* **EXERCISE BRIEF**:
Make an exact copy of the records, with the images left out.

DATA LISTING Start Marker

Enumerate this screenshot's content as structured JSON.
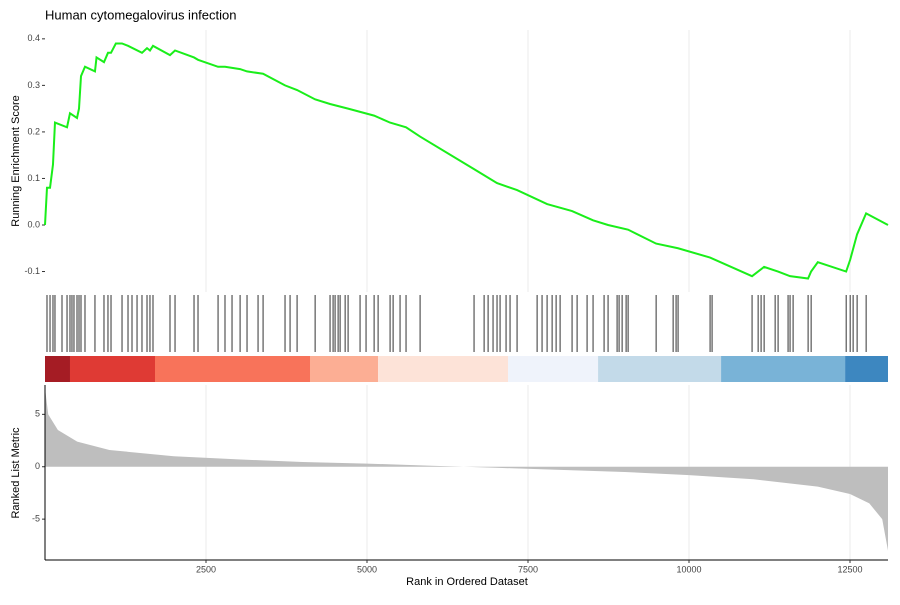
{
  "chart_data": {
    "type": "gsea",
    "title": "Human cytomegalovirus infection",
    "xlabel": "Rank in Ordered Dataset",
    "xlim": [
      0,
      13090
    ],
    "xticks": [
      2500,
      5000,
      7500,
      10000,
      12500
    ],
    "grid": true,
    "es": {
      "ylabel": "Running Enrichment Score",
      "color": "#1aee1a",
      "ylim": [
        -0.144,
        0.419
      ],
      "yticks": [
        0.4,
        0.3,
        0.2,
        0.1,
        {
          "value": 0,
          "label": "0.0"
        },
        -0.1
      ],
      "x": [
        0,
        31,
        78,
        124,
        155,
        342,
        388,
        497,
        528,
        559,
        621,
        776,
        800,
        916,
        978,
        1025,
        1100,
        1196,
        1289,
        1506,
        1584,
        1630,
        1677,
        1941,
        2019,
        2314,
        2376,
        2687,
        2795,
        3029,
        3137,
        3386,
        3727,
        3914,
        4194,
        4426,
        4706,
        5110,
        5358,
        5606,
        5824,
        6662,
        7019,
        7330,
        7796,
        8184,
        8510,
        8743,
        9054,
        9489,
        9830,
        10327,
        10979,
        11166,
        11383,
        11569,
        11849,
        11896,
        12000,
        12440,
        12502,
        12610,
        12750,
        13090
      ],
      "values": [
        0,
        0.08,
        0.08,
        0.13,
        0.22,
        0.21,
        0.24,
        0.23,
        0.25,
        0.32,
        0.34,
        0.33,
        0.36,
        0.35,
        0.37,
        0.37,
        0.39,
        0.39,
        0.385,
        0.37,
        0.38,
        0.375,
        0.385,
        0.365,
        0.375,
        0.36,
        0.355,
        0.34,
        0.34,
        0.335,
        0.33,
        0.325,
        0.3,
        0.29,
        0.27,
        0.26,
        0.25,
        0.235,
        0.22,
        0.21,
        0.19,
        0.12,
        0.09,
        0.075,
        0.045,
        0.03,
        0.01,
        0,
        -0.01,
        -0.04,
        -0.05,
        -0.07,
        -0.11,
        -0.09,
        -0.1,
        -0.11,
        -0.115,
        -0.1,
        -0.08,
        -0.1,
        -0.075,
        -0.02,
        0.025,
        0
      ]
    },
    "hits": [
      31,
      78,
      124,
      155,
      264,
      342,
      388,
      419,
      450,
      497,
      528,
      559,
      621,
      776,
      916,
      978,
      1025,
      1196,
      1289,
      1351,
      1429,
      1506,
      1584,
      1630,
      1677,
      1941,
      2019,
      2314,
      2376,
      2687,
      2795,
      2904,
      3029,
      3137,
      3308,
      3386,
      3727,
      3805,
      3914,
      4194,
      4426,
      4473,
      4504,
      4551,
      4582,
      4660,
      4706,
      4892,
      4985,
      5110,
      5172,
      5358,
      5405,
      5513,
      5606,
      5824,
      6662,
      6818,
      6880,
      6957,
      7019,
      7066,
      7159,
      7221,
      7330,
      7641,
      7718,
      7796,
      7874,
      7936,
      7998,
      8184,
      8262,
      8417,
      8510,
      8681,
      8743,
      8883,
      8914,
      8961,
      9023,
      9054,
      9489,
      9753,
      9799,
      9830,
      10327,
      10358,
      10979,
      11073,
      11119,
      11166,
      11337,
      11383,
      11538,
      11569,
      11616,
      11849,
      11896,
      12440,
      12502,
      12548,
      12610,
      12750
    ],
    "band": [
      {
        "from": 0,
        "to": 388,
        "color": "#a51c24"
      },
      {
        "from": 388,
        "to": 1708,
        "color": "#df3a34"
      },
      {
        "from": 1708,
        "to": 4115,
        "color": "#f8735a"
      },
      {
        "from": 4115,
        "to": 5172,
        "color": "#fcae94"
      },
      {
        "from": 5172,
        "to": 7190,
        "color": "#fde3d8"
      },
      {
        "from": 7190,
        "to": 8588,
        "color": "#eff3fb"
      },
      {
        "from": 8588,
        "to": 10498,
        "color": "#c3dae9"
      },
      {
        "from": 10498,
        "to": 12424,
        "color": "#79b3d7"
      },
      {
        "from": 12424,
        "to": 13090,
        "color": "#3d87c0"
      }
    ],
    "metric": {
      "ylabel": "Ranked List Metric",
      "color": "#bebebe",
      "ylim": [
        -8.9,
        7.8
      ],
      "yticks": [
        5,
        0,
        -5
      ],
      "x": [
        0,
        50,
        200,
        500,
        1000,
        2000,
        3000,
        4000,
        5000,
        6000,
        6500,
        7000,
        8000,
        9000,
        10000,
        11000,
        12000,
        12500,
        12800,
        13000,
        13090
      ],
      "values": [
        7.5,
        5,
        3.5,
        2.4,
        1.6,
        1.0,
        0.7,
        0.45,
        0.3,
        0.1,
        0,
        -0.1,
        -0.3,
        -0.5,
        -0.8,
        -1.2,
        -1.9,
        -2.6,
        -3.5,
        -5,
        -8
      ]
    }
  }
}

DATA LISTING End Marker

* **ANSWER**:
Enumerate this screenshot's content as structured JSON.
{
  "chart_data": {
    "type": "gsea",
    "title": "Human cytomegalovirus infection",
    "xlabel": "Rank in Ordered Dataset",
    "xlim": [
      0,
      13090
    ],
    "xticks": [
      2500,
      5000,
      7500,
      10000,
      12500
    ],
    "grid": true,
    "es": {
      "ylabel": "Running Enrichment Score",
      "color": "#1aee1a",
      "ylim": [
        -0.144,
        0.419
      ],
      "yticks": [
        0.4,
        0.3,
        0.2,
        0.1,
        {
          "value": 0,
          "label": "0.0"
        },
        -0.1
      ],
      "x": [
        0,
        31,
        78,
        124,
        155,
        342,
        388,
        497,
        528,
        559,
        621,
        776,
        800,
        916,
        978,
        1025,
        1100,
        1196,
        1289,
        1506,
        1584,
        1630,
        1677,
        1941,
        2019,
        2314,
        2376,
        2687,
        2795,
        3029,
        3137,
        3386,
        3727,
        3914,
        4194,
        4426,
        4706,
        5110,
        5358,
        5606,
        5824,
        6662,
        7019,
        7330,
        7796,
        8184,
        8510,
        8743,
        9054,
        9489,
        9830,
        10327,
        10979,
        11166,
        11383,
        11569,
        11849,
        11896,
        12000,
        12440,
        12502,
        12610,
        12750,
        13090
      ],
      "values": [
        0,
        0.08,
        0.08,
        0.13,
        0.22,
        0.21,
        0.24,
        0.23,
        0.25,
        0.32,
        0.34,
        0.33,
        0.36,
        0.35,
        0.37,
        0.37,
        0.39,
        0.39,
        0.385,
        0.37,
        0.38,
        0.375,
        0.385,
        0.365,
        0.375,
        0.36,
        0.355,
        0.34,
        0.34,
        0.335,
        0.33,
        0.325,
        0.3,
        0.29,
        0.27,
        0.26,
        0.25,
        0.235,
        0.22,
        0.21,
        0.19,
        0.12,
        0.09,
        0.075,
        0.045,
        0.03,
        0.01,
        0,
        -0.01,
        -0.04,
        -0.05,
        -0.07,
        -0.11,
        -0.09,
        -0.1,
        -0.11,
        -0.115,
        -0.1,
        -0.08,
        -0.1,
        -0.075,
        -0.02,
        0.025,
        0
      ]
    },
    "hits": [
      31,
      78,
      124,
      155,
      264,
      342,
      388,
      419,
      450,
      497,
      528,
      559,
      621,
      776,
      916,
      978,
      1025,
      1196,
      1289,
      1351,
      1429,
      1506,
      1584,
      1630,
      1677,
      1941,
      2019,
      2314,
      2376,
      2687,
      2795,
      2904,
      3029,
      3137,
      3308,
      3386,
      3727,
      3805,
      3914,
      4194,
      4426,
      4473,
      4504,
      4551,
      4582,
      4660,
      4706,
      4892,
      4985,
      5110,
      5172,
      5358,
      5405,
      5513,
      5606,
      5824,
      6662,
      6818,
      6880,
      6957,
      7019,
      7066,
      7159,
      7221,
      7330,
      7641,
      7718,
      7796,
      7874,
      7936,
      7998,
      8184,
      8262,
      8417,
      8510,
      8681,
      8743,
      8883,
      8914,
      8961,
      9023,
      9054,
      9489,
      9753,
      9799,
      9830,
      10327,
      10358,
      10979,
      11073,
      11119,
      11166,
      11337,
      11383,
      11538,
      11569,
      11616,
      11849,
      11896,
      12440,
      12502,
      12548,
      12610,
      12750
    ],
    "band": [
      {
        "from": 0,
        "to": 388,
        "color": "#a51c24"
      },
      {
        "from": 388,
        "to": 1708,
        "color": "#df3a34"
      },
      {
        "from": 1708,
        "to": 4115,
        "color": "#f8735a"
      },
      {
        "from": 4115,
        "to": 5172,
        "color": "#fcae94"
      },
      {
        "from": 5172,
        "to": 7190,
        "color": "#fde3d8"
      },
      {
        "from": 7190,
        "to": 8588,
        "color": "#eff3fb"
      },
      {
        "from": 8588,
        "to": 10498,
        "color": "#c3dae9"
      },
      {
        "from": 10498,
        "to": 12424,
        "color": "#79b3d7"
      },
      {
        "from": 12424,
        "to": 13090,
        "color": "#3d87c0"
      }
    ],
    "metric": {
      "ylabel": "Ranked List Metric",
      "color": "#bebebe",
      "ylim": [
        -8.9,
        7.8
      ],
      "yticks": [
        5,
        0,
        -5
      ],
      "x": [
        0,
        50,
        200,
        500,
        1000,
        2000,
        3000,
        4000,
        5000,
        6000,
        6500,
        7000,
        8000,
        9000,
        10000,
        11000,
        12000,
        12500,
        12800,
        13000,
        13090
      ],
      "values": [
        7.5,
        5,
        3.5,
        2.4,
        1.6,
        1.0,
        0.7,
        0.45,
        0.3,
        0.1,
        0,
        -0.1,
        -0.3,
        -0.5,
        -0.8,
        -1.2,
        -1.9,
        -2.6,
        -3.5,
        -5,
        -8
      ]
    }
  }
}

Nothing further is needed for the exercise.